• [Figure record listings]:
·····

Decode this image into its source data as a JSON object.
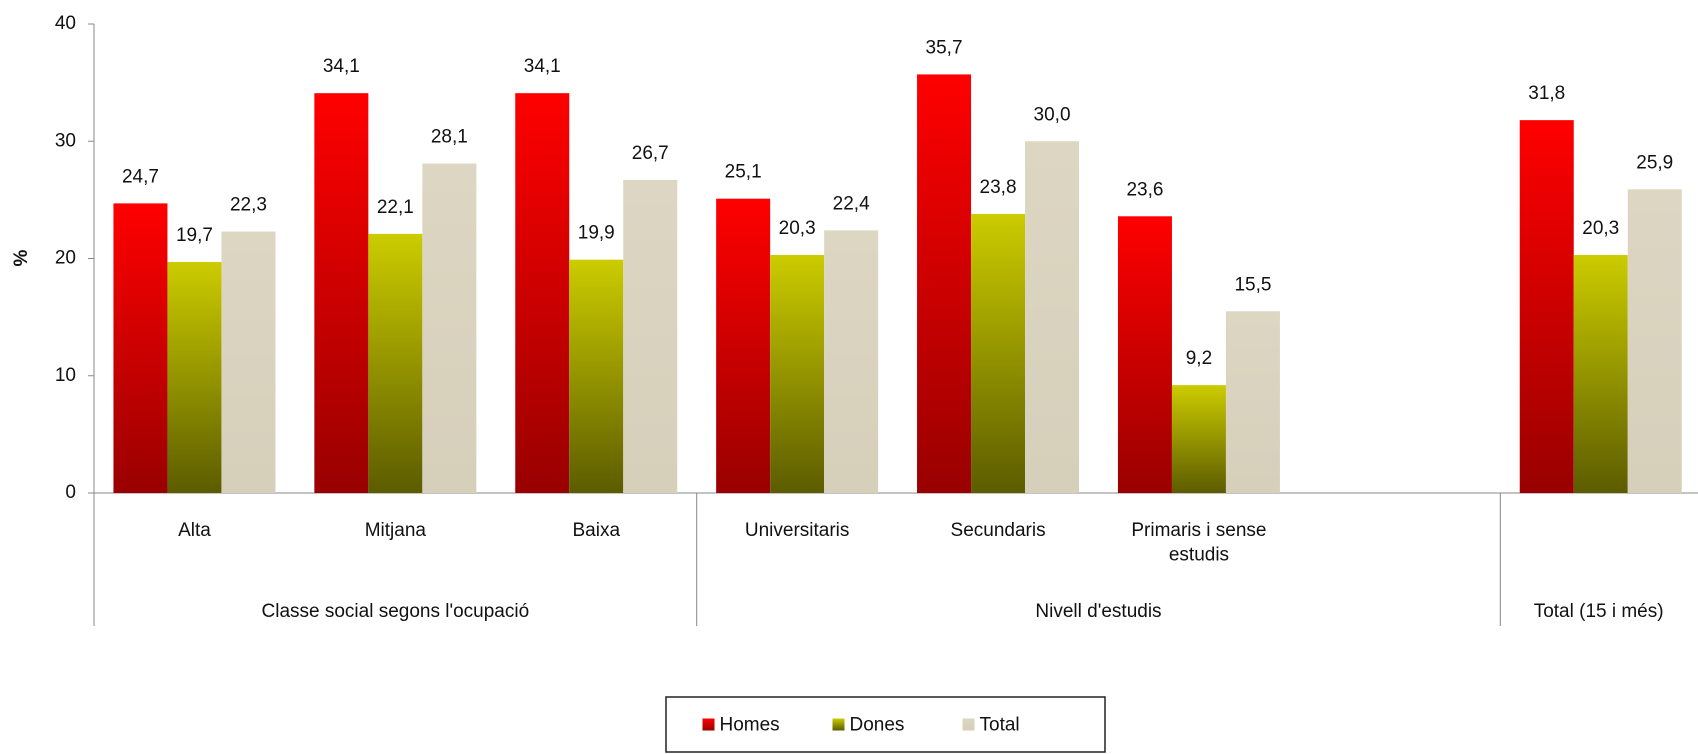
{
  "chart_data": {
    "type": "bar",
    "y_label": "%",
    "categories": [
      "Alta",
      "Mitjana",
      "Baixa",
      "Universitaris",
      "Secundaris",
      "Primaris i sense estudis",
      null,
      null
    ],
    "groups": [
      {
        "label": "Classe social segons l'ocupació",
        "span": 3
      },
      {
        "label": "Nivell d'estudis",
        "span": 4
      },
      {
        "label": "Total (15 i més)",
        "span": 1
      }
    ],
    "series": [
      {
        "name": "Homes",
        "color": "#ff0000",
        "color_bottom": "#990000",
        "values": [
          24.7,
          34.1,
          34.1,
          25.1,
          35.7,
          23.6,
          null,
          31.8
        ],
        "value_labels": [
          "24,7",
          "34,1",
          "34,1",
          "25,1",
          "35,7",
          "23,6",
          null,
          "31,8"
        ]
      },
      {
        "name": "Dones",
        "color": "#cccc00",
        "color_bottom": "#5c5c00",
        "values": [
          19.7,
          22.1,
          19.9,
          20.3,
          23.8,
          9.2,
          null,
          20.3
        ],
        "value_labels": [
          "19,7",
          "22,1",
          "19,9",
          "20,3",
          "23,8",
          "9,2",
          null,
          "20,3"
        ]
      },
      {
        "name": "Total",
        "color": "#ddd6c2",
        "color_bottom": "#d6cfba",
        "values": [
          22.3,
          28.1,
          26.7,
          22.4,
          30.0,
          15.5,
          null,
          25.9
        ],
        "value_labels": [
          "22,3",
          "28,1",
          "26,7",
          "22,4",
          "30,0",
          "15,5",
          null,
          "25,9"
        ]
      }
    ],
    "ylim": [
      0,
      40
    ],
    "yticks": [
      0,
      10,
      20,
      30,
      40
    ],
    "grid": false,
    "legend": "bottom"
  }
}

·····

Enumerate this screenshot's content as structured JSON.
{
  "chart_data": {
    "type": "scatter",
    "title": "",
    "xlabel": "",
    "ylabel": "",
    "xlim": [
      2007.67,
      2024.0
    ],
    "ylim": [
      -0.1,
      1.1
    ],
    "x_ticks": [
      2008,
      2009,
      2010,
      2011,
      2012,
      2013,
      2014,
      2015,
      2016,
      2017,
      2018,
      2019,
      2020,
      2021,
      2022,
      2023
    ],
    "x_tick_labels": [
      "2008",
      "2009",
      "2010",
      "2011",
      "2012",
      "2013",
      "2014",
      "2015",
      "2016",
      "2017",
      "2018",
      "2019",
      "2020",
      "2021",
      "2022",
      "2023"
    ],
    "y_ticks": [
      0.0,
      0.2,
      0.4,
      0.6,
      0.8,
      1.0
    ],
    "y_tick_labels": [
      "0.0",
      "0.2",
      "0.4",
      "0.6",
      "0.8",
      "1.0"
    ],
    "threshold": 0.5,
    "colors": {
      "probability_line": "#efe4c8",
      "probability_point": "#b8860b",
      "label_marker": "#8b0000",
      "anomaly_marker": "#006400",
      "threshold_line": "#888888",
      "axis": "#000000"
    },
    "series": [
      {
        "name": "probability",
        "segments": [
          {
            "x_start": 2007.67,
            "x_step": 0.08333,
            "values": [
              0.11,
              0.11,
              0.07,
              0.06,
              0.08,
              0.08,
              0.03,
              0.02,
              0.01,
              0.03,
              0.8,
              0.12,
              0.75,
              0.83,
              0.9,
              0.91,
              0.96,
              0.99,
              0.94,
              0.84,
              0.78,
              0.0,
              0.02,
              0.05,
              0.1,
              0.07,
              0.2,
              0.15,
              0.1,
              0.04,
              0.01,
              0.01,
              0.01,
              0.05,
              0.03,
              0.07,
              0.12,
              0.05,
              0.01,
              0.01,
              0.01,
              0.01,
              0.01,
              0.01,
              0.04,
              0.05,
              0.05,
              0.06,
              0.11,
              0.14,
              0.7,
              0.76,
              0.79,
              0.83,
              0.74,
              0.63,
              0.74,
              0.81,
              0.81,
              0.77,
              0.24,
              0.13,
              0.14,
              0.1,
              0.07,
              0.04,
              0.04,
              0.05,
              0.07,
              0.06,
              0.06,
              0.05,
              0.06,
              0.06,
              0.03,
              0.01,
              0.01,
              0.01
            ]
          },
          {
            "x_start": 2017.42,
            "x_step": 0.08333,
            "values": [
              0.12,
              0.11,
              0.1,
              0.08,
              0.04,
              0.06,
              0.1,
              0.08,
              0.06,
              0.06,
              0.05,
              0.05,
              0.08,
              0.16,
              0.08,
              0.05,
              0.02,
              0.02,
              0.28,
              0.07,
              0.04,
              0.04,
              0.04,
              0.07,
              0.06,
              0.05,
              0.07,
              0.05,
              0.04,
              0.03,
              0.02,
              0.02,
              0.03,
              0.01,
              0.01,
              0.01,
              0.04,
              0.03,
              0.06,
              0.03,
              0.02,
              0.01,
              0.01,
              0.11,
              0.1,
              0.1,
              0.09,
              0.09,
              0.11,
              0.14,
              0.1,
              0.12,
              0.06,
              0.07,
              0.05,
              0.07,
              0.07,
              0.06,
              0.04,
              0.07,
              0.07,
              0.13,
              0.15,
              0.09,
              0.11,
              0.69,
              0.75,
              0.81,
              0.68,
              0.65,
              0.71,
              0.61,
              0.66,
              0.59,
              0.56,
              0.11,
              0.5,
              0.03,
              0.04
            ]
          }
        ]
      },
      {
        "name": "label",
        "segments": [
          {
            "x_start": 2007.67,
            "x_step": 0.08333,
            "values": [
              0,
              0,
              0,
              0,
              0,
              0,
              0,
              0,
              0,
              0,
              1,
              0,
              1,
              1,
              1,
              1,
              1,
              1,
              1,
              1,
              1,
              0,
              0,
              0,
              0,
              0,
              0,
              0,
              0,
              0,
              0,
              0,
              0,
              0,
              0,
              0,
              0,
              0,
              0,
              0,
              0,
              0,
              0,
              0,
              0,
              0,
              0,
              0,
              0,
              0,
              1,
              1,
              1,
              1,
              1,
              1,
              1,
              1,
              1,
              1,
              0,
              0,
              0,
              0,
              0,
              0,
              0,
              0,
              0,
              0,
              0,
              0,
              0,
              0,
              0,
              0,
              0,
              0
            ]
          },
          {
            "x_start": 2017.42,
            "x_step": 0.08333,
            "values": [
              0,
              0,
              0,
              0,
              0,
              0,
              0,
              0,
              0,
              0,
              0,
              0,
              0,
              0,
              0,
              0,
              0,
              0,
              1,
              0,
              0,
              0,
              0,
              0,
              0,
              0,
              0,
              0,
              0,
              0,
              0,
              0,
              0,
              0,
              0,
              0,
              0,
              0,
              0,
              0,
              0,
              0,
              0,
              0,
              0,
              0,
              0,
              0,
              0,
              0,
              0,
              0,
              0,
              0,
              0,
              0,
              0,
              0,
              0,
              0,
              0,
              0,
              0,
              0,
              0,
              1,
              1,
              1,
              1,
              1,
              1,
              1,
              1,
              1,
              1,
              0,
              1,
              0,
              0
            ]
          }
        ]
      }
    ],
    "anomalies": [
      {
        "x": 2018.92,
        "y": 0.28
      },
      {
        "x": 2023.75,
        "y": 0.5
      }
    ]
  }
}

·····

• [Written instruction]: From the listing above, collect every line that mentions the word "name".

• [Exercise result]:
        "name": "Homes",
        "name": "Dones",
        "name": "Total",
        "name": "probability",
        "name": "label",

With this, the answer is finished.